[Stored data entries]
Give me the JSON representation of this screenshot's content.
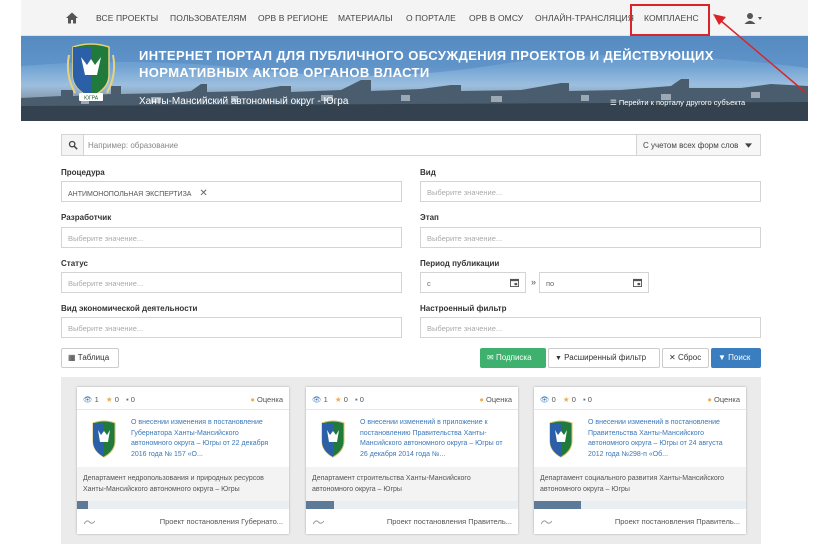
{
  "nav": {
    "home_icon": "home-icon",
    "items": [
      "ВСЕ ПРОЕКТЫ",
      "ПОЛЬЗОВАТЕЛЯМ",
      "ОРВ В РЕГИОНЕ",
      "МАТЕРИАЛЫ",
      "О ПОРТАЛЕ",
      "ОРВ В ОМСУ",
      "ОНЛАЙН-ТРАНСЛЯЦИЯ",
      "КОМПЛАЕНС"
    ],
    "user_icon": "user-icon"
  },
  "banner": {
    "title": "ИНТЕРНЕТ ПОРТАЛ ДЛЯ ПУБЛИЧНОГО ОБСУЖДЕНИЯ ПРОЕКТОВ И ДЕЙСТВУЮЩИХ НОРМАТИВНЫХ АКТОВ ОРГАНОВ ВЛАСТИ",
    "subtitle": "Ханты-Мансийский автономный округ - Югра",
    "link": "Перейти к порталу другого субъекта",
    "logo_text": "ЮГРА"
  },
  "search": {
    "placeholder": "Например: образование",
    "mode": "С учетом всех форм слов"
  },
  "filters": {
    "procedure_label": "Процедура",
    "procedure_tag": "АНТИМОНОПОЛЬНАЯ ЭКСПЕРТИЗА",
    "kind_label": "Вид",
    "developer_label": "Разработчик",
    "stage_label": "Этап",
    "status_label": "Статус",
    "period_label": "Период публикации",
    "date_from": "с",
    "date_to": "по",
    "activity_label": "Вид экономической деятельности",
    "custom_filter_label": "Настроенный фильтр",
    "placeholder": "Выберите значение..."
  },
  "buttons": {
    "table": "Таблица",
    "subscribe": "Подписка",
    "advanced": "Расширенный фильтр",
    "reset": "Сброс",
    "search": "Поиск"
  },
  "colors": {
    "subscribe": "#3fb16f",
    "search": "#3a7ebf",
    "highlight": "#d9252a",
    "link": "#3b78b9"
  },
  "cards": [
    {
      "views": "1",
      "stars": "0",
      "comments": "0",
      "rating": "Оценка",
      "title": "О внесении изменения в постановление Губернатора Ханты-Мансийского автономного округа – Югры от 22 декабря 2016 года № 157 «О...",
      "dept": "Департамент недропользования и природных ресурсов Ханты-Мансийского автономного округа – Югры",
      "progress": 0.05,
      "type": "Проект постановления Губернато..."
    },
    {
      "views": "1",
      "stars": "0",
      "comments": "0",
      "rating": "Оценка",
      "title": "О внесении изменений в приложение к постановлению Правительства Ханты-Мансийского автономного округа – Югры от 26 декабря 2014 года №...",
      "dept": "Департамент строительства Ханты-Мансийского автономного округа – Югры",
      "progress": 0.13,
      "type": "Проект постановления Правитель..."
    },
    {
      "views": "0",
      "stars": "0",
      "comments": "0",
      "rating": "Оценка",
      "title": "О внесении изменений в постановление Правительства Ханты-Мансийского автономного округа – Югры от 24 августа 2012 года №298-п «Об...",
      "dept": "Департамент социального развития Ханты-Мансийского автономного округа – Югры",
      "progress": 0.22,
      "type": "Проект постановления Правитель..."
    }
  ]
}
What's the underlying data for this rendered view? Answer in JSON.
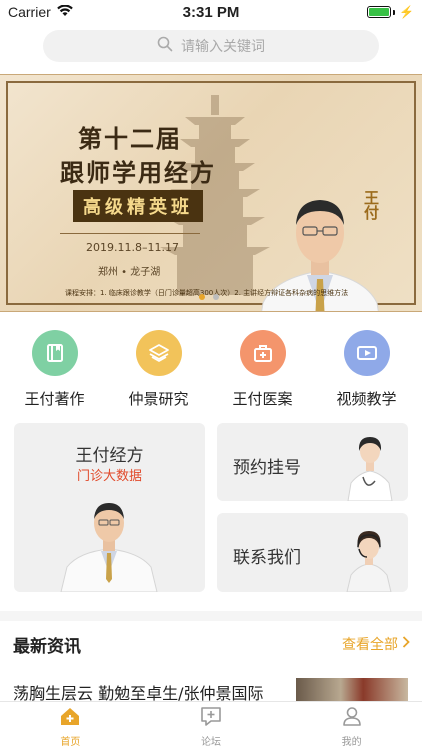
{
  "status_bar": {
    "carrier": "Carrier",
    "time": "3:31 PM",
    "battery_level": 1.0
  },
  "search": {
    "placeholder": "请输入关键词",
    "icon": "search-icon"
  },
  "banner": {
    "title_line1": "第十二届",
    "title_line2": "跟师学用经方",
    "class_badge": "高级精英班",
    "date": "2019.11.8–11.17",
    "location": "郑州 • 龙子湖",
    "teacher_name": "王付",
    "course_info": "课程安排：1. 临床跟诊教学（日门诊量超高300人次）2. 主讲经方辩证各科杂病的思维方法",
    "page_count": 2,
    "active_page": 1
  },
  "categories": [
    {
      "label": "王付著作",
      "icon": "book-icon",
      "color": "#7fd0a3"
    },
    {
      "label": "仲景研究",
      "icon": "layers-icon",
      "color": "#f2c35a"
    },
    {
      "label": "王付医案",
      "icon": "medical-kit-icon",
      "color": "#f4956c"
    },
    {
      "label": "视频教学",
      "icon": "video-icon",
      "color": "#8fa9e8"
    }
  ],
  "cards": {
    "big": {
      "title": "王付经方",
      "subtitle": "门诊大数据"
    },
    "appointment": {
      "title": "预约挂号"
    },
    "contact": {
      "title": "联系我们"
    }
  },
  "news": {
    "title": "最新资讯",
    "more": "查看全部",
    "items": [
      {
        "title": "荡胸生层云  勤勉至卓生/张仲景国际"
      }
    ]
  },
  "tabbar": {
    "tabs": [
      {
        "label": "首页",
        "icon": "home-icon",
        "active": true
      },
      {
        "label": "论坛",
        "icon": "forum-icon",
        "active": false
      },
      {
        "label": "我的",
        "icon": "user-icon",
        "active": false
      }
    ]
  },
  "colors": {
    "accent": "#e8a52a",
    "subtitle_red": "#e14a2b"
  }
}
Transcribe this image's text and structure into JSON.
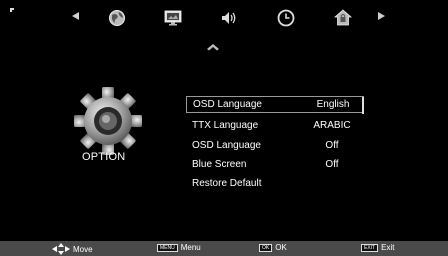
{
  "top_tabs": [
    {
      "icon": "channel-globe-icon"
    },
    {
      "icon": "picture-monitor-icon"
    },
    {
      "icon": "sound-speaker-icon"
    },
    {
      "icon": "time-clock-icon"
    },
    {
      "icon": "lock-house-icon"
    }
  ],
  "section": {
    "title": "OPTION",
    "icon": "gear-icon"
  },
  "menu": {
    "items": [
      {
        "label": "OSD Language",
        "value": "English",
        "selected": true
      },
      {
        "label": "TTX Language",
        "value": "ARABIC",
        "selected": false
      },
      {
        "label": "OSD Language",
        "value": "Off",
        "selected": false
      },
      {
        "label": "Blue Screen",
        "value": "Off",
        "selected": false
      },
      {
        "label": "Restore Default",
        "value": "",
        "selected": false
      }
    ]
  },
  "footer": {
    "move": {
      "label": "Move"
    },
    "menu": {
      "key": "MENU",
      "label": "Menu"
    },
    "ok": {
      "key": "OK",
      "label": "OK"
    },
    "exit": {
      "key": "EXIT",
      "label": "Exit"
    }
  },
  "colors": {
    "background": "#000000",
    "footer_bar": "#4a4a4a",
    "text": "#ffffff",
    "highlight_border": "#999999"
  }
}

→ **Work to complete**:
Copy out the entries verbatim and leave the images out.

→ **Answer to this problem**:
Give me the JSON representation of this screenshot's content.
{
  "nav": {
    "home_icon": "home-icon",
    "items": [
      "ВСЕ ПРОЕКТЫ",
      "ПОЛЬЗОВАТЕЛЯМ",
      "ОРВ В РЕГИОНЕ",
      "МАТЕРИАЛЫ",
      "О ПОРТАЛЕ",
      "ОРВ В ОМСУ",
      "ОНЛАЙН-ТРАНСЛЯЦИЯ",
      "КОМПЛАЕНС"
    ],
    "user_icon": "user-icon"
  },
  "banner": {
    "title": "ИНТЕРНЕТ ПОРТАЛ ДЛЯ ПУБЛИЧНОГО ОБСУЖДЕНИЯ ПРОЕКТОВ И ДЕЙСТВУЮЩИХ НОРМАТИВНЫХ АКТОВ ОРГАНОВ ВЛАСТИ",
    "subtitle": "Ханты-Мансийский автономный округ - Югра",
    "link": "Перейти к порталу другого субъекта",
    "logo_text": "ЮГРА"
  },
  "search": {
    "placeholder": "Например: образование",
    "mode": "С учетом всех форм слов"
  },
  "filters": {
    "procedure_label": "Процедура",
    "procedure_tag": "АНТИМОНОПОЛЬНАЯ ЭКСПЕРТИЗА",
    "kind_label": "Вид",
    "developer_label": "Разработчик",
    "stage_label": "Этап",
    "status_label": "Статус",
    "period_label": "Период публикации",
    "date_from": "с",
    "date_to": "по",
    "activity_label": "Вид экономической деятельности",
    "custom_filter_label": "Настроенный фильтр",
    "placeholder": "Выберите значение..."
  },
  "buttons": {
    "table": "Таблица",
    "subscribe": "Подписка",
    "advanced": "Расширенный фильтр",
    "reset": "Сброс",
    "search": "Поиск"
  },
  "colors": {
    "subscribe": "#3fb16f",
    "search": "#3a7ebf",
    "highlight": "#d9252a",
    "link": "#3b78b9"
  },
  "cards": [
    {
      "views": "1",
      "stars": "0",
      "comments": "0",
      "rating": "Оценка",
      "title": "О внесении изменения в постановление Губернатора Ханты-Мансийского автономного округа – Югры от 22 декабря 2016 года № 157 «О...",
      "dept": "Департамент недропользования и природных ресурсов Ханты-Мансийского автономного округа – Югры",
      "progress": 0.05,
      "type": "Проект постановления Губернато..."
    },
    {
      "views": "1",
      "stars": "0",
      "comments": "0",
      "rating": "Оценка",
      "title": "О внесении изменений в приложение к постановлению Правительства Ханты-Мансийского автономного округа – Югры от 26 декабря 2014 года №...",
      "dept": "Департамент строительства Ханты-Мансийского автономного округа – Югры",
      "progress": 0.13,
      "type": "Проект постановления Правитель..."
    },
    {
      "views": "0",
      "stars": "0",
      "comments": "0",
      "rating": "Оценка",
      "title": "О внесении изменений в постановление Правительства Ханты-Мансийского автономного округа – Югры от 24 августа 2012 года №298-п «Об...",
      "dept": "Департамент социального развития Ханты-Мансийского автономного округа – Югры",
      "progress": 0.22,
      "type": "Проект постановления Правитель..."
    }
  ]
}
What's the underlying data for this rendered view? Answer in JSON.
{
  "status_bar": {
    "carrier": "Carrier",
    "time": "3:31 PM",
    "battery_level": 1.0
  },
  "search": {
    "placeholder": "请输入关键词",
    "icon": "search-icon"
  },
  "banner": {
    "title_line1": "第十二届",
    "title_line2": "跟师学用经方",
    "class_badge": "高级精英班",
    "date": "2019.11.8–11.17",
    "location": "郑州 • 龙子湖",
    "teacher_name": "王付",
    "course_info": "课程安排：1. 临床跟诊教学（日门诊量超高300人次）2. 主讲经方辩证各科杂病的思维方法",
    "page_count": 2,
    "active_page": 1
  },
  "categories": [
    {
      "label": "王付著作",
      "icon": "book-icon",
      "color": "#7fd0a3"
    },
    {
      "label": "仲景研究",
      "icon": "layers-icon",
      "color": "#f2c35a"
    },
    {
      "label": "王付医案",
      "icon": "medical-kit-icon",
      "color": "#f4956c"
    },
    {
      "label": "视频教学",
      "icon": "video-icon",
      "color": "#8fa9e8"
    }
  ],
  "cards": {
    "big": {
      "title": "王付经方",
      "subtitle": "门诊大数据"
    },
    "appointment": {
      "title": "预约挂号"
    },
    "contact": {
      "title": "联系我们"
    }
  },
  "news": {
    "title": "最新资讯",
    "more": "查看全部",
    "items": [
      {
        "title": "荡胸生层云  勤勉至卓生/张仲景国际"
      }
    ]
  },
  "tabbar": {
    "tabs": [
      {
        "label": "首页",
        "icon": "home-icon",
        "active": true
      },
      {
        "label": "论坛",
        "icon": "forum-icon",
        "active": false
      },
      {
        "label": "我的",
        "icon": "user-icon",
        "active": false
      }
    ]
  },
  "colors": {
    "accent": "#e8a52a",
    "subtitle_red": "#e14a2b"
  }
}
Transcribe this image's text and structure into JSON.
{
  "top_tabs": [
    {
      "icon": "channel-globe-icon"
    },
    {
      "icon": "picture-monitor-icon"
    },
    {
      "icon": "sound-speaker-icon"
    },
    {
      "icon": "time-clock-icon"
    },
    {
      "icon": "lock-house-icon"
    }
  ],
  "section": {
    "title": "OPTION",
    "icon": "gear-icon"
  },
  "menu": {
    "items": [
      {
        "label": "OSD Language",
        "value": "English",
        "selected": true
      },
      {
        "label": "TTX Language",
        "value": "ARABIC",
        "selected": false
      },
      {
        "label": "OSD Language",
        "value": "Off",
        "selected": false
      },
      {
        "label": "Blue Screen",
        "value": "Off",
        "selected": false
      },
      {
        "label": "Restore Default",
        "value": "",
        "selected": false
      }
    ]
  },
  "footer": {
    "move": {
      "label": "Move"
    },
    "menu": {
      "key": "MENU",
      "label": "Menu"
    },
    "ok": {
      "key": "OK",
      "label": "OK"
    },
    "exit": {
      "key": "EXIT",
      "label": "Exit"
    }
  },
  "colors": {
    "background": "#000000",
    "footer_bar": "#4a4a4a",
    "text": "#ffffff",
    "highlight_border": "#999999"
  }
}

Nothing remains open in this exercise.